# start of Supplied records

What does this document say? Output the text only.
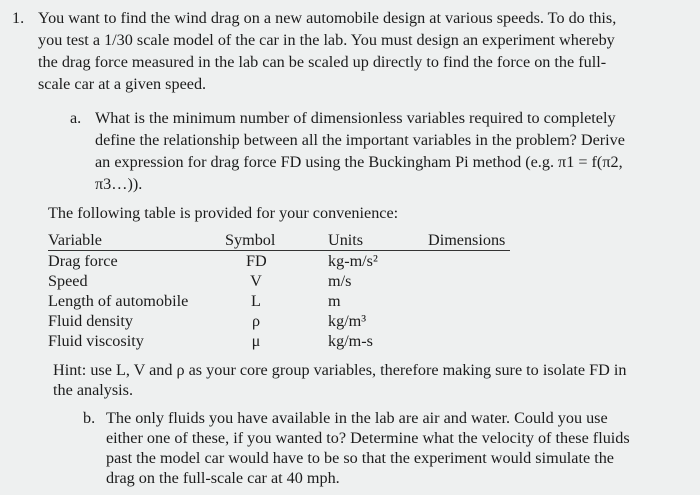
1. You want to find the wind drag on a new automobile design at various speeds. To do this,
you test a 1/30 scale model of the car in the lab. You must design an experiment whereby
the drag force measured in the lab can be scaled up directly to find the force on the full-
scale car at a given speed.
a. What is the minimum number of dimensionless variables required to completely
define the relationship between all the important variables in the problem? Derive
an expression for drag force FD using the Buckingham Pi method (e.g. π1 = f(π2,
π3…)).
The following table is provided for your convenience:
Variable	Symbol	Units	Dimensions
Drag force	FD	kg-m/s²
Speed	V	m/s
Length of automobile	L	m
Fluid density	ρ	kg/m³
Fluid viscosity	μ	kg/m-s
Hint: use L, V and ρ as your core group variables, therefore making sure to isolate FD in
the analysis.
b. The only fluids you have available in the lab are air and water. Could you use
either one of these, if you wanted to? Determine what the velocity of these fluids
past the model car would have to be so that the experiment would simulate the
drag on the full-scale car at 40 mph.
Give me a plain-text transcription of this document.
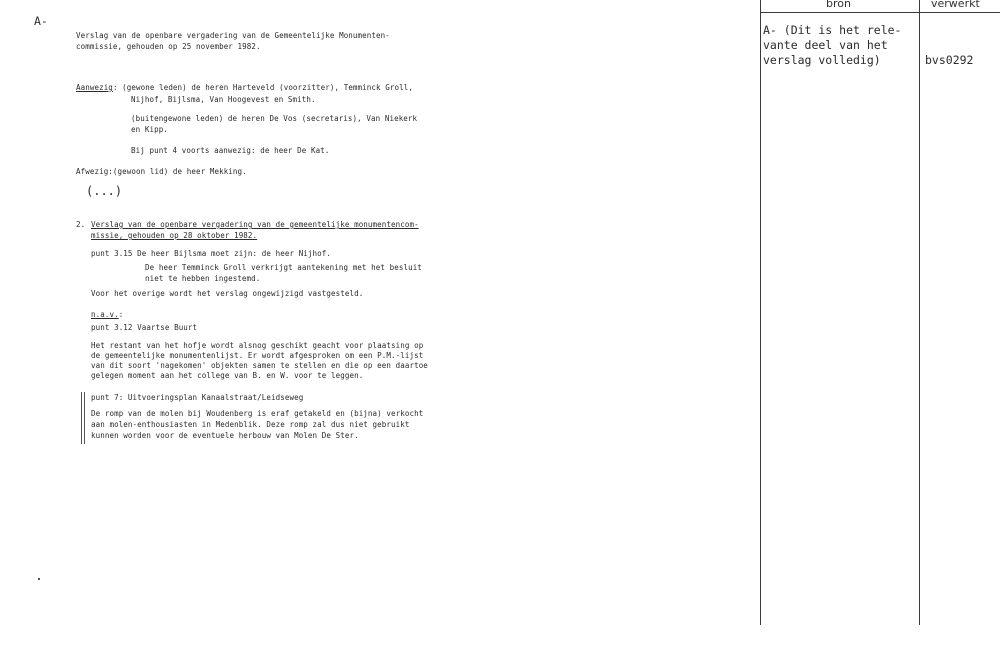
A-
bron	verwerkt
A- (Dit is het rele-
vante deel van het
verslag volledig)	bvs0292
Verslag van de openbare vergadering van de Gemeentelijke Monumenten-
commissie, gehouden op 25 november 1982.
Aanwezig: (gewone leden) de heren Harteveld (voorzitter), Temminck Groll,
Nijhof, Bijlsma, Van Hoogevest en Smith.
(buitengewone leden) de heren De Vos (secretaris), Van Niekerk
en Kipp.
Bij punt 4 voorts aanwezig: de heer De Kat.
Afwezig:(gewoon lid) de heer Mekking.
(...)
2. Verslag van de openbare vergadering van de gemeentelijke monumentencom-
missie, gehouden op 28 oktober 1982.
punt 3.15 De heer Bijlsma moet zijn: de heer Nijhof.
De heer Temminck Groll verkrijgt aantekening met het besluit
niet te hebben ingestemd.
Voor het overige wordt het verslag ongewijzigd vastgesteld.
n.a.v.:
punt 3.12 Vaartse Buurt
Het restant van het hofje wordt alsnog geschikt geacht voor plaatsing op
de gemeentelijke monumentenlijst. Er wordt afgesproken om een P.M.-lijst
van dit soort 'nagekomen' objekten samen te stellen en die op een daartoe
gelegen moment aan het college van B. en W. voor te leggen.
punt 7: Uitvoeringsplan Kanaalstraat/Leidseweg
De romp van de molen bij Woudenberg is eraf getakeld en (bijna) verkocht
aan molen-enthousiasten in Medenblik. Deze romp zal dus niet gebruikt
kunnen worden voor de eventuele herbouw van Molen De Ster.
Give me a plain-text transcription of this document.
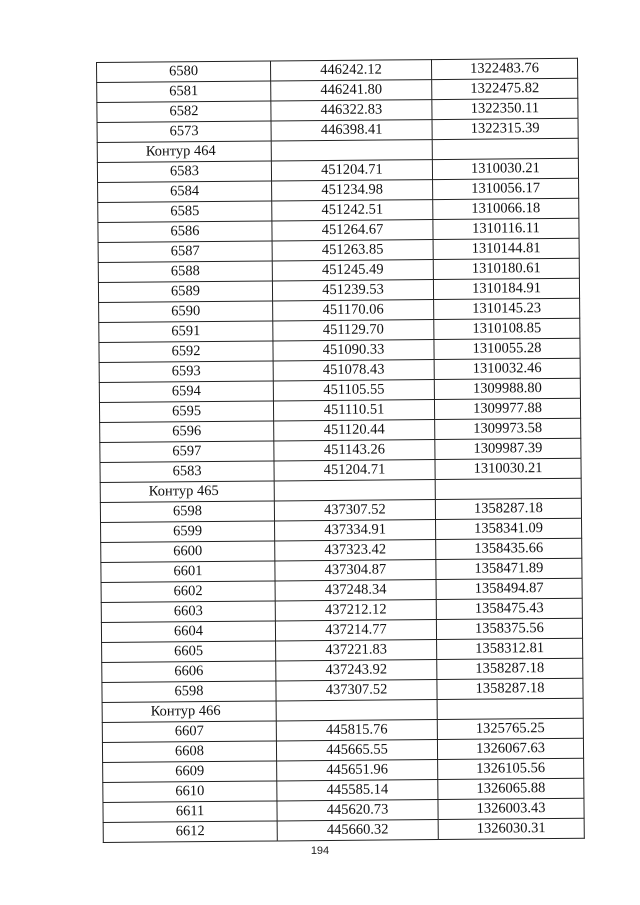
6580	446242.12	1322483.76
6581	446241.80	1322475.82
6582	446322.83	1322350.11
6573	446398.41	1322315.39
Контур 464		
6583	451204.71	1310030.21
6584	451234.98	1310056.17
6585	451242.51	1310066.18
6586	451264.67	1310116.11
6587	451263.85	1310144.81
6588	451245.49	1310180.61
6589	451239.53	1310184.91
6590	451170.06	1310145.23
6591	451129.70	1310108.85
6592	451090.33	1310055.28
6593	451078.43	1310032.46
6594	451105.55	1309988.80
6595	451110.51	1309977.88
6596	451120.44	1309973.58
6597	451143.26	1309987.39
6583	451204.71	1310030.21
Контур 465		
6598	437307.52	1358287.18
6599	437334.91	1358341.09
6600	437323.42	1358435.66
6601	437304.87	1358471.89
6602	437248.34	1358494.87
6603	437212.12	1358475.43
6604	437214.77	1358375.56
6605	437221.83	1358312.81
6606	437243.92	1358287.18
6598	437307.52	1358287.18
Контур 466		
6607	445815.76	1325765.25
6608	445665.55	1326067.63
6609	445651.96	1326105.56
6610	445585.14	1326065.88
6611	445620.73	1326003.43
6612	445660.32	1326030.31
194
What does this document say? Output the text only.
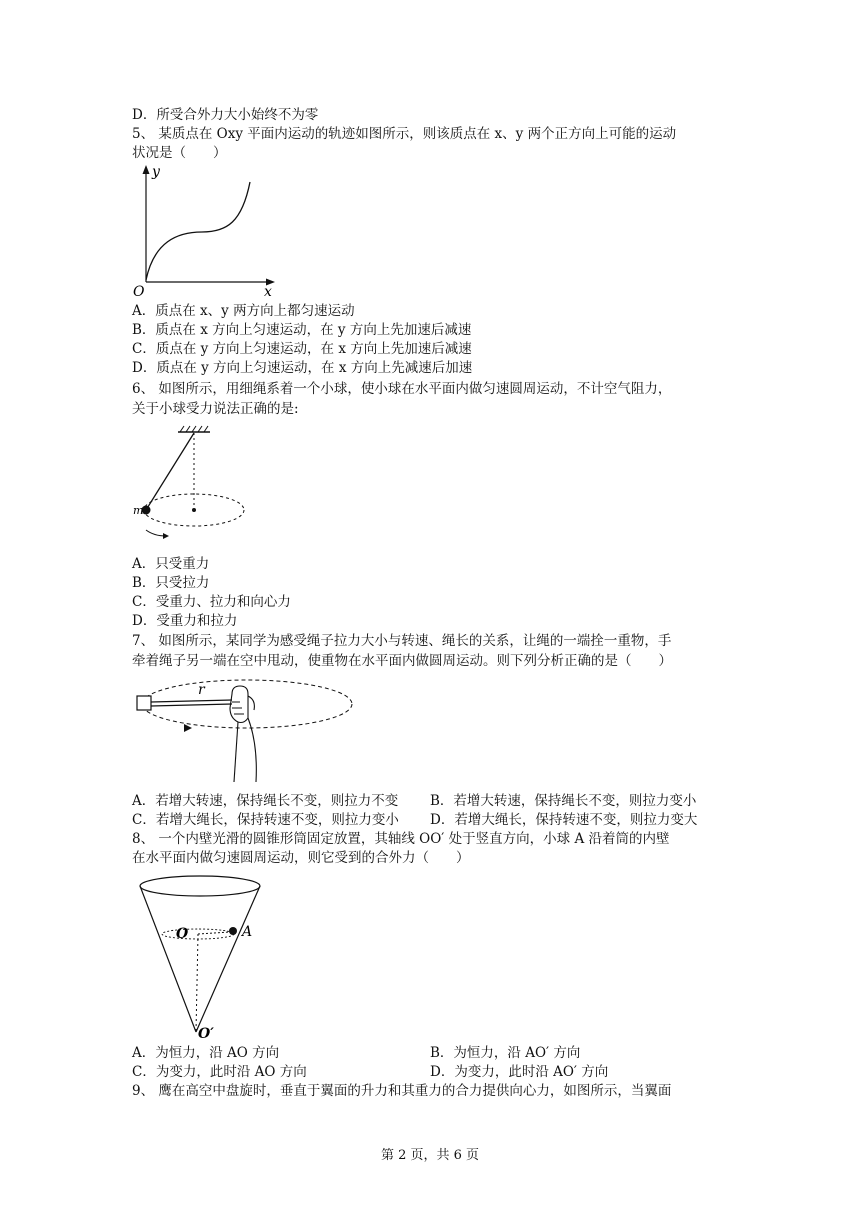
D．所受合外力大小始终不为零
5、 某质点在 Oxy 平面内运动的轨迹如图所示，则该质点在 x、y 两个正方向上可能的运动
状况是（　　）
y
x
O
A．质点在 x、y 两方向上都匀速运动
B．质点在 x 方向上匀速运动，在 y 方向上先加速后减速
C．质点在 y 方向上匀速运动，在 x 方向上先加速后减速
D．质点在 y 方向上匀速运动，在 x 方向上先减速后加速
6、 如图所示，用细绳系着一个小球，使小球在水平面内做匀速圆周运动，不计空气阻力，
关于小球受力说法正确的是:
m
A．只受重力
B．只受拉力
C．受重力、拉力和向心力
D．受重力和拉力
7、 如图所示，某同学为感受绳子拉力大小与转速、绳长的关系，让绳的一端拴一重物，手
牵着绳子另一端在空中甩动，使重物在水平面内做圆周运动。则下列分析正确的是（　　）
r
A．若增大转速，保持绳长不变，则拉力不变 B．若增大转速，保持绳长不变，则拉力变小
C．若增大绳长，保持转速不变，则拉力变小 D．若增大绳长，保持转速不变，则拉力变大
8、 一个内壁光滑的圆锥形筒固定放置，其轴线 OO′ 处于竖直方向，小球 A 沿着筒的内壁
在水平面内做匀速圆周运动，则它受到的合外力（　　）
O	A
O′
A．为恒力，沿 AO 方向	B．为恒力，沿 AO′ 方向
C．为变力，此时沿 AO 方向	D．为变力，此时沿 AO′ 方向
9、 鹰在高空中盘旋时，垂直于翼面的升力和其重力的合力提供向心力，如图所示，当翼面
第 2 页，共 6 页
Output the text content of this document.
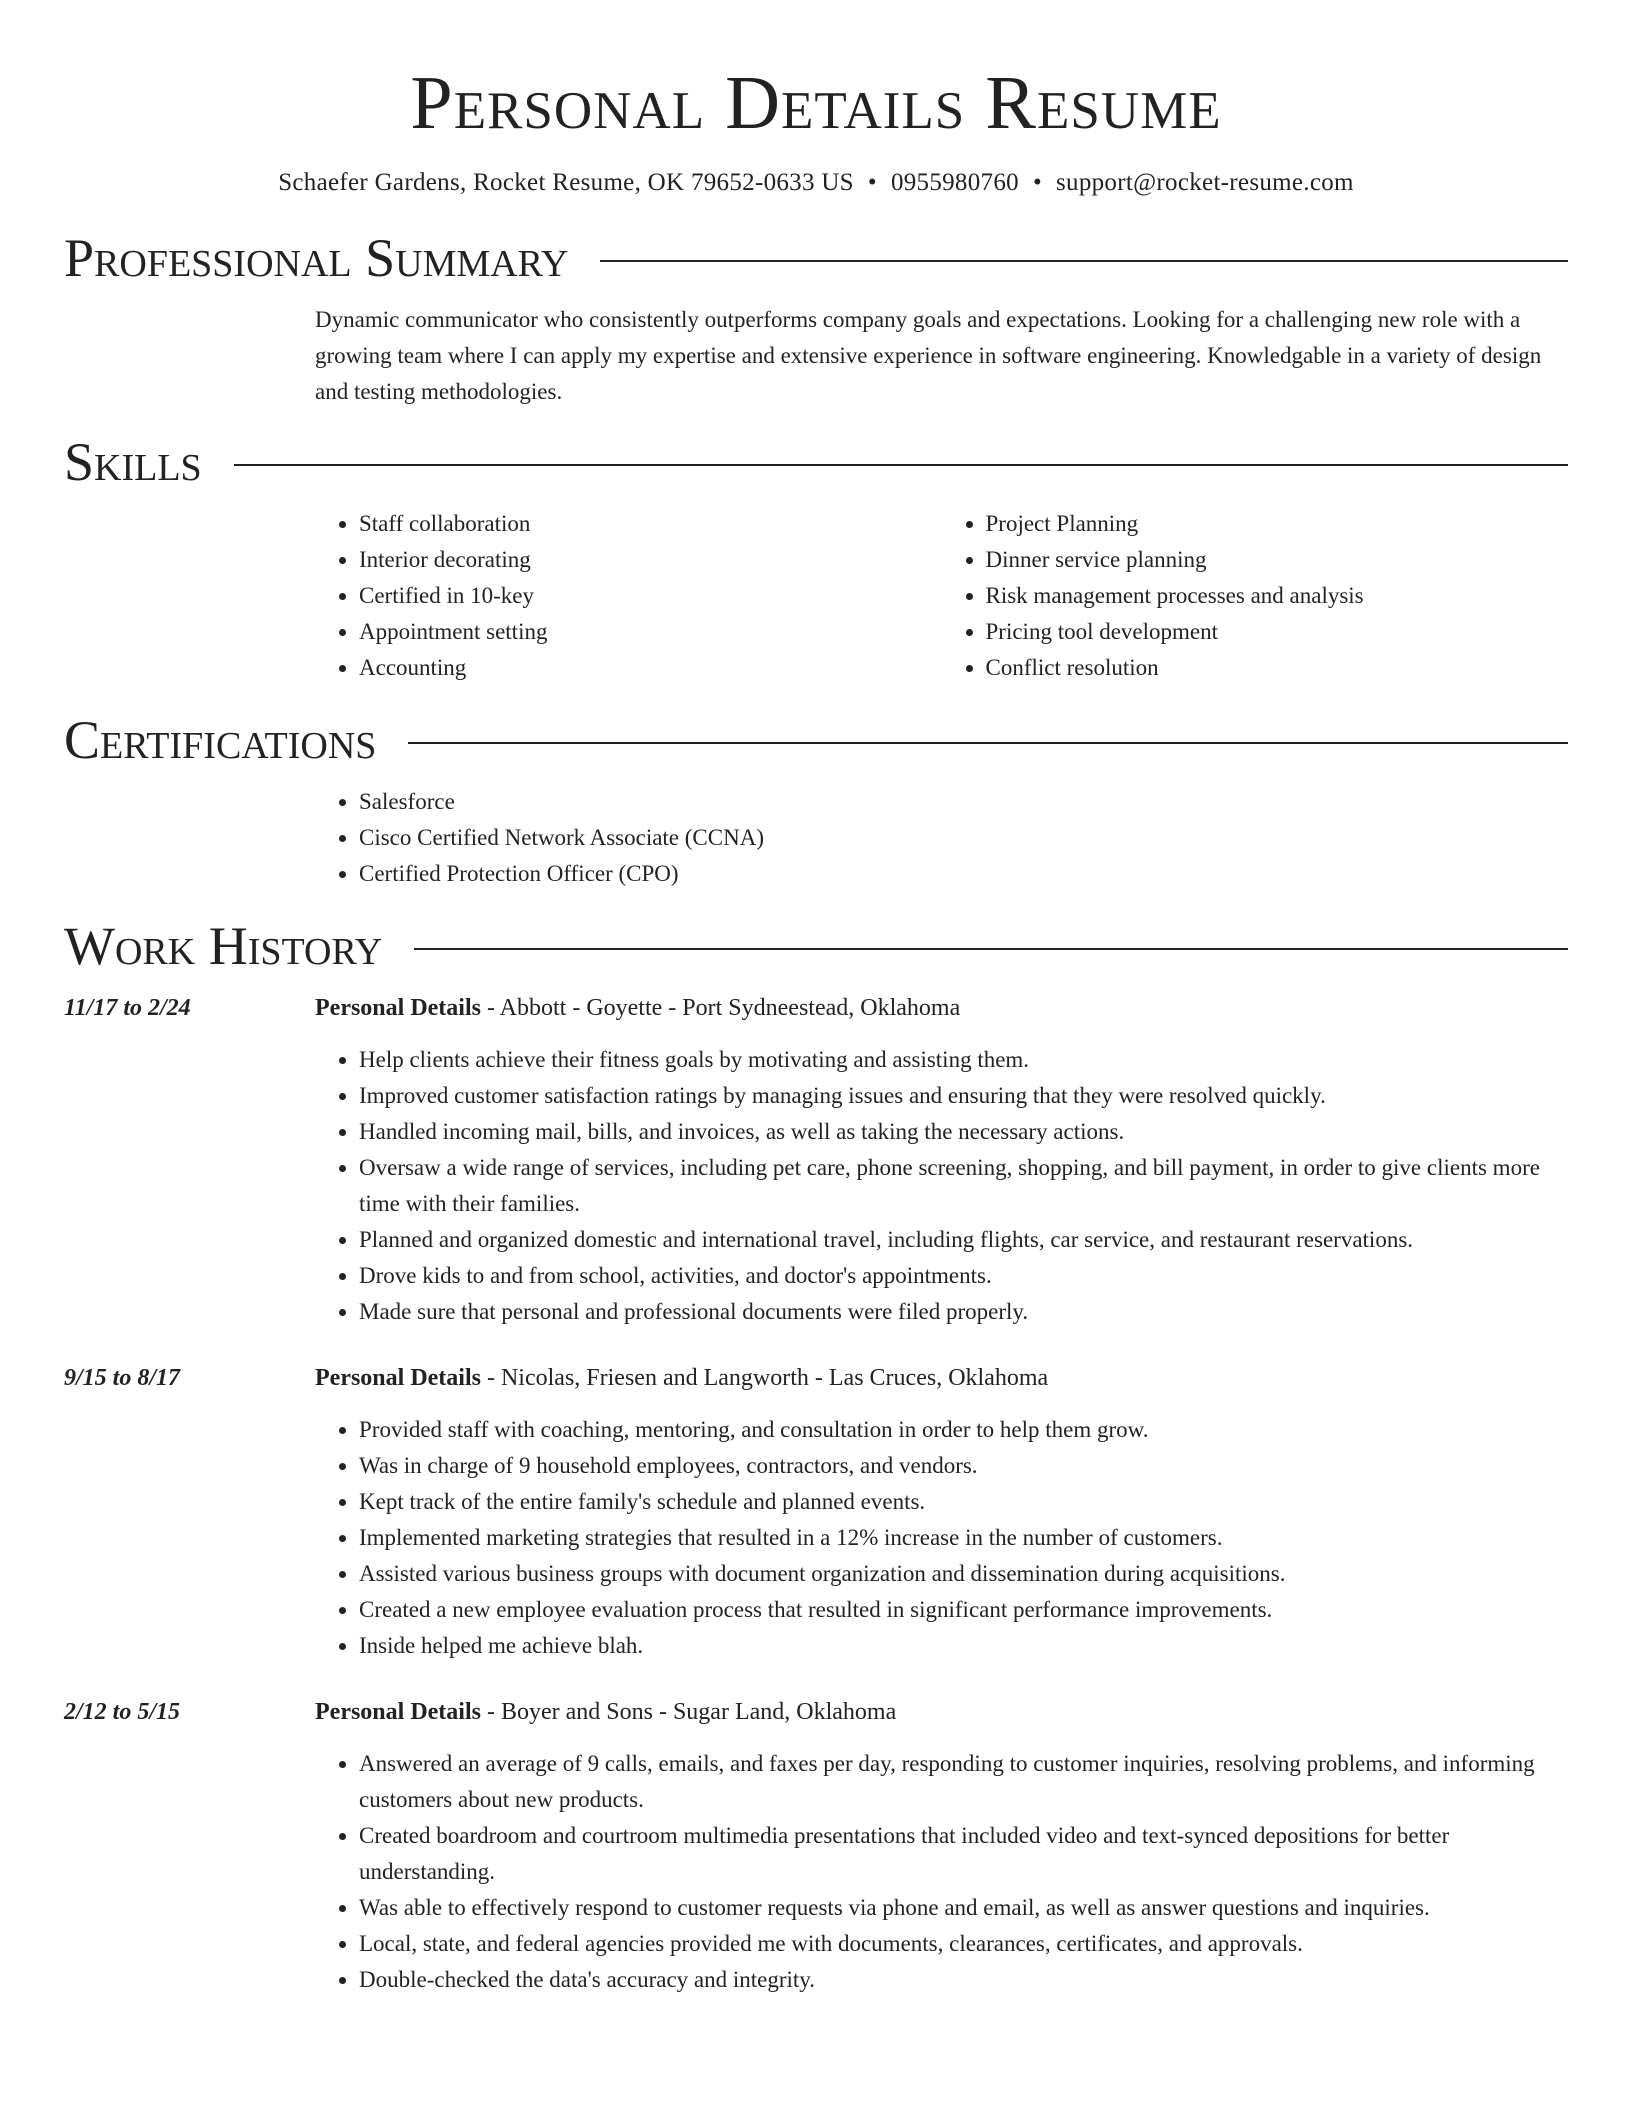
Personal Details Resume
Schaefer Gardens, Rocket Resume, OK 79652-0633 US • 0955980760 • support@rocket-resume.com
Professional Summary
Dynamic communicator who consistently outperforms company goals and expectations. Looking for a challenging new role with a growing team where I can apply my expertise and extensive experience in software engineering. Knowledgable in a variety of design and testing methodologies.
Skills
• Staff collaboration
• Interior decorating
• Certified in 10-key
• Appointment setting
• Accounting
• Project Planning
• Dinner service planning
• Risk management processes and analysis
• Pricing tool development
• Conflict resolution
Certifications
• Salesforce
• Cisco Certified Network Associate (CCNA)
• Certified Protection Officer (CPO)
Work History
11/17 to 2/24	Personal Details - Abbott - Goyette - Port Sydneestead, Oklahoma
• Help clients achieve their fitness goals by motivating and assisting them.
• Improved customer satisfaction ratings by managing issues and ensuring that they were resolved quickly.
• Handled incoming mail, bills, and invoices, as well as taking the necessary actions.
• Oversaw a wide range of services, including pet care, phone screening, shopping, and bill payment, in order to give clients more time with their families.
• Planned and organized domestic and international travel, including flights, car service, and restaurant reservations.
• Drove kids to and from school, activities, and doctor's appointments.
• Made sure that personal and professional documents were filed properly.
9/15 to 8/17	Personal Details - Nicolas, Friesen and Langworth - Las Cruces, Oklahoma
• Provided staff with coaching, mentoring, and consultation in order to help them grow.
• Was in charge of 9 household employees, contractors, and vendors.
• Kept track of the entire family's schedule and planned events.
• Implemented marketing strategies that resulted in a 12% increase in the number of customers.
• Assisted various business groups with document organization and dissemination during acquisitions.
• Created a new employee evaluation process that resulted in significant performance improvements.
• Inside helped me achieve blah.
2/12 to 5/15	Personal Details - Boyer and Sons - Sugar Land, Oklahoma
• Answered an average of 9 calls, emails, and faxes per day, responding to customer inquiries, resolving problems, and informing customers about new products.
• Created boardroom and courtroom multimedia presentations that included video and text-synced depositions for better understanding.
• Was able to effectively respond to customer requests via phone and email, as well as answer questions and inquiries.
• Local, state, and federal agencies provided me with documents, clearances, certificates, and approvals.
• Double-checked the data's accuracy and integrity.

# end of Supplied records

Which lines contain "Details"? Copy each of them out.

Personal Details Resume
11/17 to 2/24	Personal Details - Abbott - Goyette - Port Sydneestead, Oklahoma
9/15 to 8/17	Personal Details - Nicolas, Friesen and Langworth - Las Cruces, Oklahoma
2/12 to 5/15	Personal Details - Boyer and Sons - Sugar Land, Oklahoma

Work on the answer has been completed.